> **Consignes écrites**:
A) Répondez aux questions suivantes à l'aide de l'extrait sur le droit de préemption :
(i) Dans quel secteur l'auteur a-t-il débuté dans l'immobilier ?
(ii) Selon l'extrait, que n'est heureusement pas le droit de préemption ?
(iii) Aux côtés de qui l'auteur a-t-il participé à des réunions informelles ?
B) Recopiez à l'identique, dans les enregistrements, le passage allant de la ligne contenant « feedback-intro: De feedback » jusqu'à la ligne contenant « intro-text-end: niet goed », ces deux lignes comprises.

> **Extrait du texte**:
------------------------------------

Il faut dire qu’une déclaration d’intention d’aliéner, en termes de sémantique, ça annonce carrément la couleur.

France terre d’asile : c’est vrai pour le foncier aussi !

Enfin…. le droit de préemption n’est heureusement pas l’obligation de le faire.

Sinon l’initiative privée serait privée d’initiatives, obligée de passer en mode survie.

Ladite question de la survie pouvant parfois s’apparenter à une bouée lancée à l’amer…

Normal que la note puisse être salée ! 😉

 

Quand j’étais petit garçon, euh, non, quand j’ai débuté dans l’immobilier, c’était dans le logement social.

Et je me souviens avoir participé à des réunions informelles, aux côtés d’une grosse collectivité, pour l’aider à identifier quelles DIA pouvaient être potentiellement opportunes pour favoriser la réalisation de programmes de logements sociaux.

------------------------------------

> **Extrait de données**:
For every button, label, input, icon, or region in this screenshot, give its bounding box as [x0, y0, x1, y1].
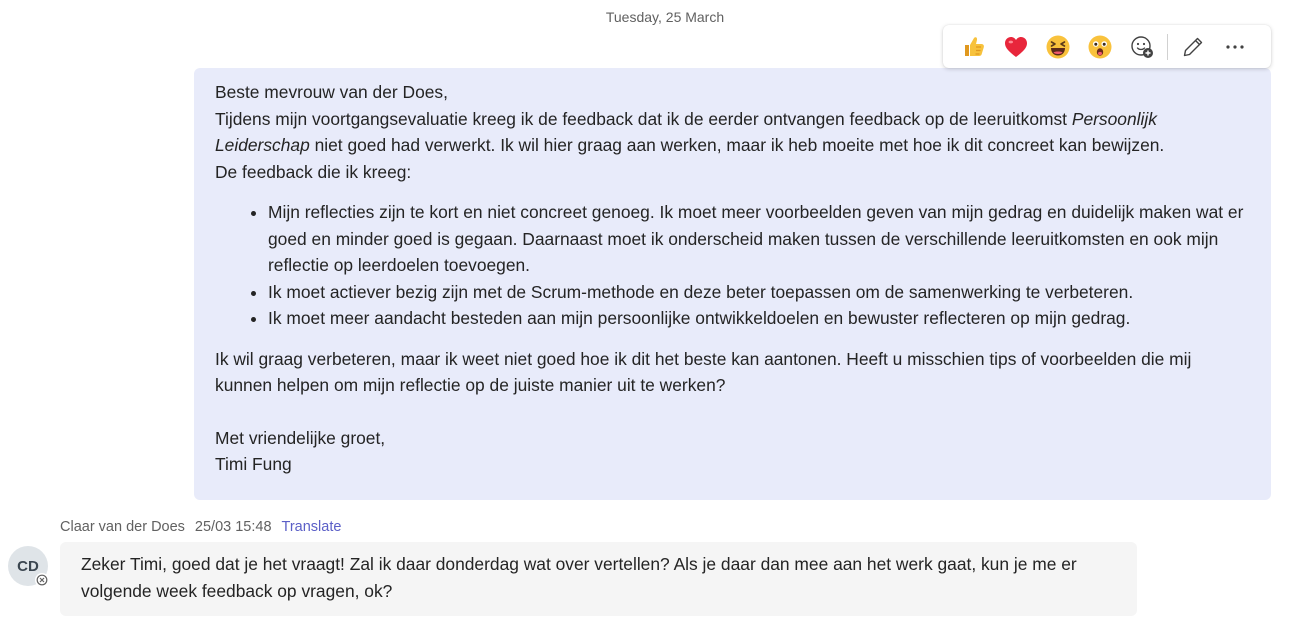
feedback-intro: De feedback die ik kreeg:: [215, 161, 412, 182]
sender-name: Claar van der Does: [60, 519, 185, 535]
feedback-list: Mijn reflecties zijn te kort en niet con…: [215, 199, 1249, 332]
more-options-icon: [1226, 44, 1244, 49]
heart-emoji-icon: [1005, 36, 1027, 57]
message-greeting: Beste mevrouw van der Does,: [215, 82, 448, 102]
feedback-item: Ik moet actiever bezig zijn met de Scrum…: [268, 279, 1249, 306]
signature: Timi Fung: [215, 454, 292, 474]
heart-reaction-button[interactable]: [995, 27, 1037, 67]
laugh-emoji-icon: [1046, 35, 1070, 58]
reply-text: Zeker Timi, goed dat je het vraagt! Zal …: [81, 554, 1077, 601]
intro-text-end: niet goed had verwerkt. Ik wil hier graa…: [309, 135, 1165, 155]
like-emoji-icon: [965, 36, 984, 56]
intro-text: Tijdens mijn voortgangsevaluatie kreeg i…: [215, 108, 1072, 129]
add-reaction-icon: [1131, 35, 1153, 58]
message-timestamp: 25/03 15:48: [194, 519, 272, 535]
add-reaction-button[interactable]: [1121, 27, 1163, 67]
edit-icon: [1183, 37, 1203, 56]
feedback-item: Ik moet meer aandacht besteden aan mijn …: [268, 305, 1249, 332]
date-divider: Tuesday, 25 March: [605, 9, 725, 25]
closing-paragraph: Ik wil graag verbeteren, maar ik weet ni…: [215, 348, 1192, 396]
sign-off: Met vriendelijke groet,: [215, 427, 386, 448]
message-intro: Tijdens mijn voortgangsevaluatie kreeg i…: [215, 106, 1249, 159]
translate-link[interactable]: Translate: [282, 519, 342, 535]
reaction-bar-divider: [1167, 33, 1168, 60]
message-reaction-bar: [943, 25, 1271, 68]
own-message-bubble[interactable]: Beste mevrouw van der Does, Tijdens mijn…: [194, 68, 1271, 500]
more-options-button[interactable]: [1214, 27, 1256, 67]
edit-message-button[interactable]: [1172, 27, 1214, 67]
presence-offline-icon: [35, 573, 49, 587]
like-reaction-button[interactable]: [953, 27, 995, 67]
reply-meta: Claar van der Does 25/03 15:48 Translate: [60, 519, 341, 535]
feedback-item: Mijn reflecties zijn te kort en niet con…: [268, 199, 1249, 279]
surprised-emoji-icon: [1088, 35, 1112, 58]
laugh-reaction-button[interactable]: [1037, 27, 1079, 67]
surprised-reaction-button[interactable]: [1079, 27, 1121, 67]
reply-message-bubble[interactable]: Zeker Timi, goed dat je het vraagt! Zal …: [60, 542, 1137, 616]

------------------------------------

> **Réponses par consigne**:
A)
(i) Dans le logement social.
(ii) L'obligation de le faire.
(iii) Aux côtés d'une grosse collectivité.

B)
feedback-intro: De feedback die ik kreeg:: [215, 161, 412, 182]
sender-name: Claar van der Does: [60, 519, 185, 535]
feedback-list: Mijn reflecties zijn te kort en niet con…: [215, 199, 1249, 332]
more-options-icon: [1226, 44, 1244, 49]
heart-emoji-icon: [1005, 36, 1027, 57]
message-greeting: Beste mevrouw van der Does,: [215, 82, 448, 102]
feedback-item: Ik moet actiever bezig zijn met de Scrum…: [268, 279, 1249, 306]
signature: Timi Fung: [215, 454, 292, 474]
heart-reaction-button[interactable]: [995, 27, 1037, 67]
laugh-emoji-icon: [1046, 35, 1070, 58]
reply-text: Zeker Timi, goed dat je het vraagt! Zal …: [81, 554, 1077, 601]
intro-text-end: niet goed had verwerkt. Ik wil hier graa…: [309, 135, 1165, 155]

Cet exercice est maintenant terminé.